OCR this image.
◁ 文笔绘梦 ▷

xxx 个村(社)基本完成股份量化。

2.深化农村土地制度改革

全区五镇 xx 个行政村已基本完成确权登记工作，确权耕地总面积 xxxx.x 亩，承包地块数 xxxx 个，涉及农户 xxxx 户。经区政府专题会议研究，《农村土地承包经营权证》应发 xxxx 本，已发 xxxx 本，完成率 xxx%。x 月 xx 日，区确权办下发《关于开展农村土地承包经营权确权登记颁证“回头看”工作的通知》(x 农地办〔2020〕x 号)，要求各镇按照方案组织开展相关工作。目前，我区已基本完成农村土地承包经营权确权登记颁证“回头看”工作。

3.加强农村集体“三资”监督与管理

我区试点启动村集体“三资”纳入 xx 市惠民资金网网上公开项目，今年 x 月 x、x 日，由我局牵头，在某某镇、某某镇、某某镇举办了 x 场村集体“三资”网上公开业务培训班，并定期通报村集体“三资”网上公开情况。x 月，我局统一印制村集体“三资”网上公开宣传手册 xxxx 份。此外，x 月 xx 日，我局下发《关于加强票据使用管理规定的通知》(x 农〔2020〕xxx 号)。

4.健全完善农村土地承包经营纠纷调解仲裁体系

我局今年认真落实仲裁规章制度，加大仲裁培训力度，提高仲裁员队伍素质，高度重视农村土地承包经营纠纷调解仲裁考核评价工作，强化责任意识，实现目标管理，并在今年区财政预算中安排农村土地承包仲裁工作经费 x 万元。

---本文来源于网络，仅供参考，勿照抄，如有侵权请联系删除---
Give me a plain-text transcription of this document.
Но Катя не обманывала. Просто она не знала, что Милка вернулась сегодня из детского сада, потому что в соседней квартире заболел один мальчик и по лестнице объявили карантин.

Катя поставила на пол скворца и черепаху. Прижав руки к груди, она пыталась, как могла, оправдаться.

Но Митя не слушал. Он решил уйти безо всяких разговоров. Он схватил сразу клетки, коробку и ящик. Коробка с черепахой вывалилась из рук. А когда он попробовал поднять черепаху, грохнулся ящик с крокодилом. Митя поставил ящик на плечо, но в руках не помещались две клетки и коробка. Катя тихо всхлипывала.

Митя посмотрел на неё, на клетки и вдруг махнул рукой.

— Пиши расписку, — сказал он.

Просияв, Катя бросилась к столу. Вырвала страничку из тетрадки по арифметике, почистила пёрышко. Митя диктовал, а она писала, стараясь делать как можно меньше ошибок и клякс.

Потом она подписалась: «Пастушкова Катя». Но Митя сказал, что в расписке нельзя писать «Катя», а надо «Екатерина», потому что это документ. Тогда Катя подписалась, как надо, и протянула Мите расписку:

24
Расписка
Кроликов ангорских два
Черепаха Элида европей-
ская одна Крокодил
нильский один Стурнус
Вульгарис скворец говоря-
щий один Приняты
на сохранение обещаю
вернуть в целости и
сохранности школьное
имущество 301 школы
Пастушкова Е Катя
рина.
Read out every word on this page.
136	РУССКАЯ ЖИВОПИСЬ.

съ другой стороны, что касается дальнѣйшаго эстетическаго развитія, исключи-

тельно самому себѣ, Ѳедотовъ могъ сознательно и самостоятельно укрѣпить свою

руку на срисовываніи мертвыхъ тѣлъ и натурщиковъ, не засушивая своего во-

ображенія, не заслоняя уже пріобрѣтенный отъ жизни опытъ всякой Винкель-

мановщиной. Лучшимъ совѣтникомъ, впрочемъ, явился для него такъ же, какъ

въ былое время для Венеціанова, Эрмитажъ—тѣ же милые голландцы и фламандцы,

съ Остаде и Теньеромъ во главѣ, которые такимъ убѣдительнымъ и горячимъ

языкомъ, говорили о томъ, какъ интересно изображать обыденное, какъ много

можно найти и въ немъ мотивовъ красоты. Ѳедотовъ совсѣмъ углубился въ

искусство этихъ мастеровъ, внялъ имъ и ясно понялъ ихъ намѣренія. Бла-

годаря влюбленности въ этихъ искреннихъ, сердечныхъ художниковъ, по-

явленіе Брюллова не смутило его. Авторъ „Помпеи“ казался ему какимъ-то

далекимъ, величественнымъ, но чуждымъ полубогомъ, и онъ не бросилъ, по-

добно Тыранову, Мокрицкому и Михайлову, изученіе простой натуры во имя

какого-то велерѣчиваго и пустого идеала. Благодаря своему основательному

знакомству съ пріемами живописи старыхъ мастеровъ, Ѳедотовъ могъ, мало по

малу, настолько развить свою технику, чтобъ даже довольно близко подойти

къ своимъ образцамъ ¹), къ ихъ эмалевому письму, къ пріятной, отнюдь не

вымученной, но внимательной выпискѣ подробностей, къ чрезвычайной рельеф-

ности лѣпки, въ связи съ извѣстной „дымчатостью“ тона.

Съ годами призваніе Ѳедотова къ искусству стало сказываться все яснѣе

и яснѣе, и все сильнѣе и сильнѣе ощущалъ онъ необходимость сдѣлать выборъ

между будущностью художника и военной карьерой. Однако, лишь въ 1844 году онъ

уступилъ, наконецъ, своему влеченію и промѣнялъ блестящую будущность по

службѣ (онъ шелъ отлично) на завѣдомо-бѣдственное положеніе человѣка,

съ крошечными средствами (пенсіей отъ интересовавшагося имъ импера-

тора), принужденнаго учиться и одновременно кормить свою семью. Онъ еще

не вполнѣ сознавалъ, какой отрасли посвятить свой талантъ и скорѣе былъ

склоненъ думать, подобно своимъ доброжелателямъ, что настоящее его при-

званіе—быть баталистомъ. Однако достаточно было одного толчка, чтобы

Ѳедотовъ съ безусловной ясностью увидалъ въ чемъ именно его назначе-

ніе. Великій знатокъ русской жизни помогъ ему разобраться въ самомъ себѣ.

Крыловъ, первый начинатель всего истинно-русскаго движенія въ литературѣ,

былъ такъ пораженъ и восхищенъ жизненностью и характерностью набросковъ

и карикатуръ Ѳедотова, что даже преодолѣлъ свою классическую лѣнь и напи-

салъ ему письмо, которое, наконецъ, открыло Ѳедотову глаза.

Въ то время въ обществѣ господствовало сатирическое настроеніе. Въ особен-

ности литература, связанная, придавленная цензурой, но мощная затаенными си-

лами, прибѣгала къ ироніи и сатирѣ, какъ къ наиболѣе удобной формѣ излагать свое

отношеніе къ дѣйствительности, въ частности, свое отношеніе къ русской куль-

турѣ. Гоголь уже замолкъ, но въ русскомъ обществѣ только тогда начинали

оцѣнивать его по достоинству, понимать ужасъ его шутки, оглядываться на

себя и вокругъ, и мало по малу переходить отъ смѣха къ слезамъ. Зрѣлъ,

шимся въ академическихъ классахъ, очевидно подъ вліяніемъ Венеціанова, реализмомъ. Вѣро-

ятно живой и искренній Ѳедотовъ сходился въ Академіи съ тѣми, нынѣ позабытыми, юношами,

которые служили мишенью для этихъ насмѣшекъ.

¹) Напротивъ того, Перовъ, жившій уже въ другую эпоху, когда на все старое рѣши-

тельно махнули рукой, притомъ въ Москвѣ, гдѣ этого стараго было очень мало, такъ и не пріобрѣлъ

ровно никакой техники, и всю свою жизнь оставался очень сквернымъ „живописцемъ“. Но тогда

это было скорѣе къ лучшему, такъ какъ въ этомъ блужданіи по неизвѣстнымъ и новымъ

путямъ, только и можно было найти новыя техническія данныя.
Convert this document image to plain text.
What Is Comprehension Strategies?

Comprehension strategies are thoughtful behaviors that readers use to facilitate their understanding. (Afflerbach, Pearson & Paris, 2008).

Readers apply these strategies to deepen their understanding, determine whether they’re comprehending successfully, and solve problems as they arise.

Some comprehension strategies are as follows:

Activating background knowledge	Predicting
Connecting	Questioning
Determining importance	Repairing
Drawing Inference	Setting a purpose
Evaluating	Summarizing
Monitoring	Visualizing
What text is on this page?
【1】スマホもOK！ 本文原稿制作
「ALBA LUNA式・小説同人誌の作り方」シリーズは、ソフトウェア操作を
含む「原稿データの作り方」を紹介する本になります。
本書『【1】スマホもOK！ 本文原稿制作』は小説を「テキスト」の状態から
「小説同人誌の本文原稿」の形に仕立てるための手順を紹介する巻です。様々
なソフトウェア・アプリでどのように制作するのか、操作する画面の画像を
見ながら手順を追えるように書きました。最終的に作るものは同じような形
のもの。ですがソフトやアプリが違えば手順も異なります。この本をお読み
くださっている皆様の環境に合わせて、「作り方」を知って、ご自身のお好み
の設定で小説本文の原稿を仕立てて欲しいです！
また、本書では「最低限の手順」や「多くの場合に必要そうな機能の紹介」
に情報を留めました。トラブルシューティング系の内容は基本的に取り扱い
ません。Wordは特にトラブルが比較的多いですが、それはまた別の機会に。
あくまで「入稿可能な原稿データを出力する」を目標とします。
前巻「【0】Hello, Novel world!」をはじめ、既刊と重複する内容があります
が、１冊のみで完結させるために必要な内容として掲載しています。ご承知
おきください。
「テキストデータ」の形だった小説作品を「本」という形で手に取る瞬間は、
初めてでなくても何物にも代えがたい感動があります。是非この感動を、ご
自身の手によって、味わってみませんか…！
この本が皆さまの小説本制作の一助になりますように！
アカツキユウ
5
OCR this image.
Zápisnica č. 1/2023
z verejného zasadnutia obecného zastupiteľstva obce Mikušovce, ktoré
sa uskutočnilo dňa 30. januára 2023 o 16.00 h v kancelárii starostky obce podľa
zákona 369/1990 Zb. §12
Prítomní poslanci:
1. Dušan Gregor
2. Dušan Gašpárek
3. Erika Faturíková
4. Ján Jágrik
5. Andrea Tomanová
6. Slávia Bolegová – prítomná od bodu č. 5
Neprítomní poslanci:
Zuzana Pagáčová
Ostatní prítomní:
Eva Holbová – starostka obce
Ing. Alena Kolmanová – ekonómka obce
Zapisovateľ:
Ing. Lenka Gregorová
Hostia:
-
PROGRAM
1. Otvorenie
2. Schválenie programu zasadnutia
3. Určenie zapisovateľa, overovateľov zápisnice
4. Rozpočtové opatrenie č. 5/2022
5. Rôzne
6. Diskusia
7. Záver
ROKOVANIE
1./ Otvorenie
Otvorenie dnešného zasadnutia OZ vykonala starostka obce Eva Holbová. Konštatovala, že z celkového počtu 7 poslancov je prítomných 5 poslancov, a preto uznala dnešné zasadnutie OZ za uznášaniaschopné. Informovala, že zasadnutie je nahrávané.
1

******

Challenge: Show all lines above holding "очень".

Finished task:
тельно махнули рукой, притомъ въ Москвѣ, гдѣ этого стараго было очень мало, такъ и не пріобрѣлъ
ровно никакой техники, и всю свою жизнь оставался очень сквернымъ „живописцемъ“. Но тогда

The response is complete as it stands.